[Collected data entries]
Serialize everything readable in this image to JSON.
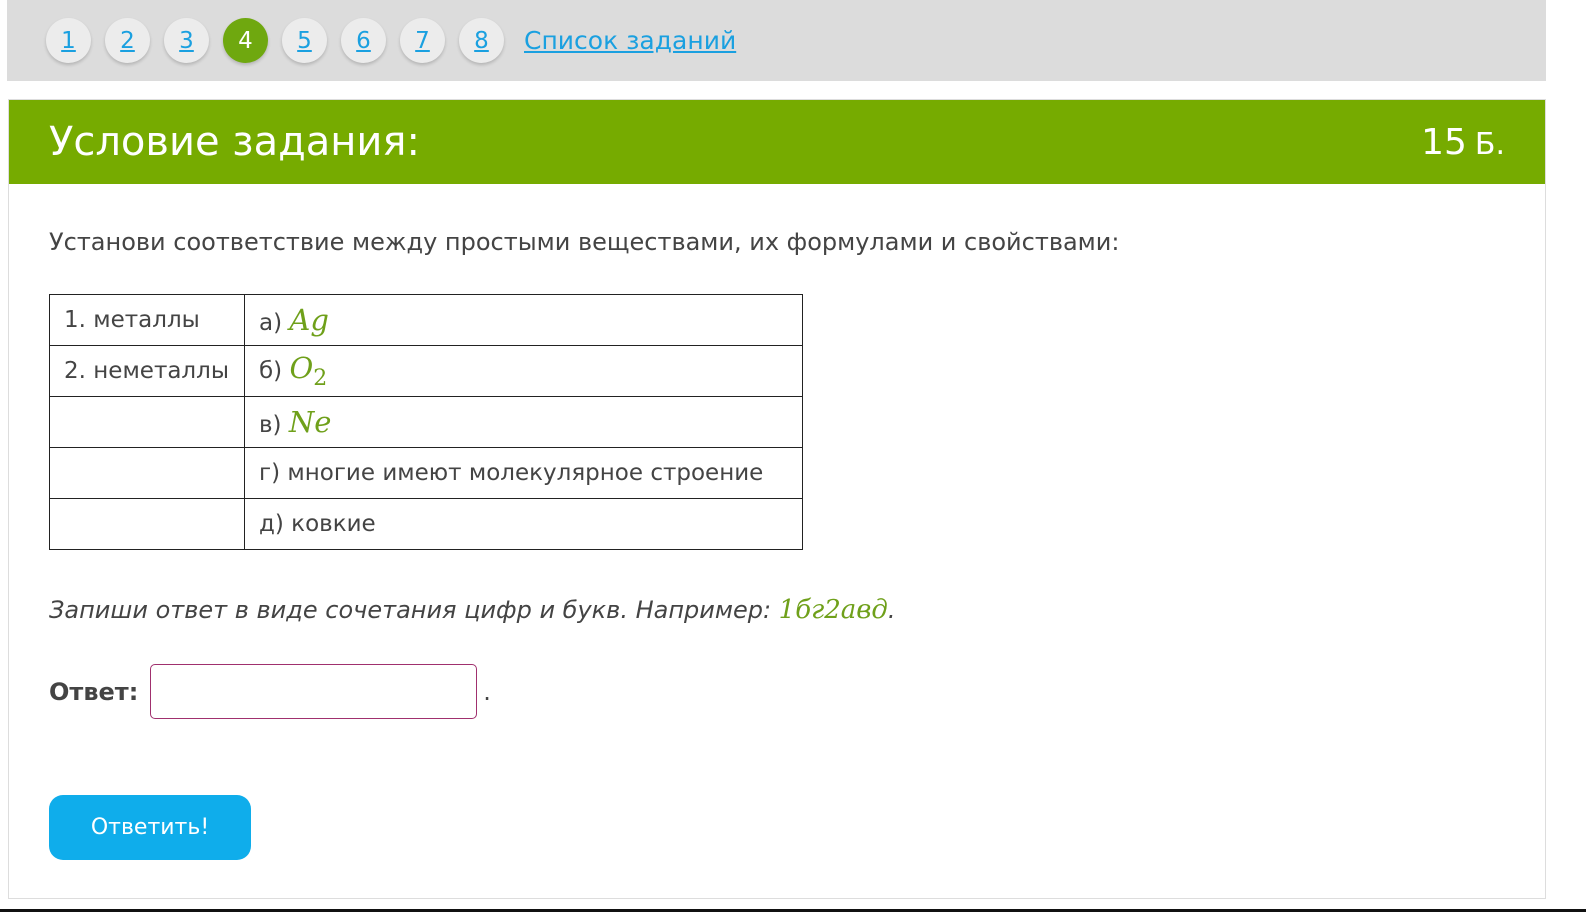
{
  "nav": {
    "numbers": [
      "1",
      "2",
      "3",
      "4",
      "5",
      "6",
      "7",
      "8"
    ],
    "active_index": 3,
    "task_list_label": "Список заданий"
  },
  "header": {
    "title": "Условие задания:",
    "score_value": "15",
    "score_unit": "Б."
  },
  "question": "Установи соответствие между простыми веществами, их формулами и свойствами:",
  "table": {
    "left": [
      "1. металлы",
      "2. неметаллы",
      "",
      "",
      ""
    ],
    "right_prefix": [
      "а)",
      "б)",
      "в)",
      "г) многие имеют молекулярное строение",
      "д) ковкие"
    ],
    "formulas": {
      "a": "Ag",
      "b_main": "O",
      "b_sub": "2",
      "c": "Ne"
    }
  },
  "hint": {
    "text": "Запиши ответ в виде сочетания цифр и букв. Например: ",
    "example": "1бг2авд",
    "end": "."
  },
  "answer": {
    "label": "Ответ:",
    "value": "",
    "placeholder": "",
    "dot": "."
  },
  "submit_label": "Ответить!",
  "colors": {
    "header_green": "#76ab00",
    "active_green": "#6fa80f",
    "link_blue": "#1aa0e0",
    "button_blue": "#0fadeb",
    "formula_green": "#6fa01a"
  }
}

• _Set exercise_: Transcribe the records verbatim and omit the images.

• _Result_:
Serialize everything readable in this image to JSON.
{
  "nav": {
    "numbers": [
      "1",
      "2",
      "3",
      "4",
      "5",
      "6",
      "7",
      "8"
    ],
    "active_index": 3,
    "task_list_label": "Список заданий"
  },
  "header": {
    "title": "Условие задания:",
    "score_value": "15",
    "score_unit": "Б."
  },
  "question": "Установи соответствие между простыми веществами, их формулами и свойствами:",
  "table": {
    "left": [
      "1. металлы",
      "2. неметаллы",
      "",
      "",
      ""
    ],
    "right_prefix": [
      "а)",
      "б)",
      "в)",
      "г) многие имеют молекулярное строение",
      "д) ковкие"
    ],
    "formulas": {
      "a": "Ag",
      "b_main": "O",
      "b_sub": "2",
      "c": "Ne"
    }
  },
  "hint": {
    "text": "Запиши ответ в виде сочетания цифр и букв. Например: ",
    "example": "1бг2авд",
    "end": "."
  },
  "answer": {
    "label": "Ответ:",
    "value": "",
    "placeholder": "",
    "dot": "."
  },
  "submit_label": "Ответить!",
  "colors": {
    "header_green": "#76ab00",
    "active_green": "#6fa80f",
    "link_blue": "#1aa0e0",
    "button_blue": "#0fadeb",
    "formula_green": "#6fa01a"
  }
}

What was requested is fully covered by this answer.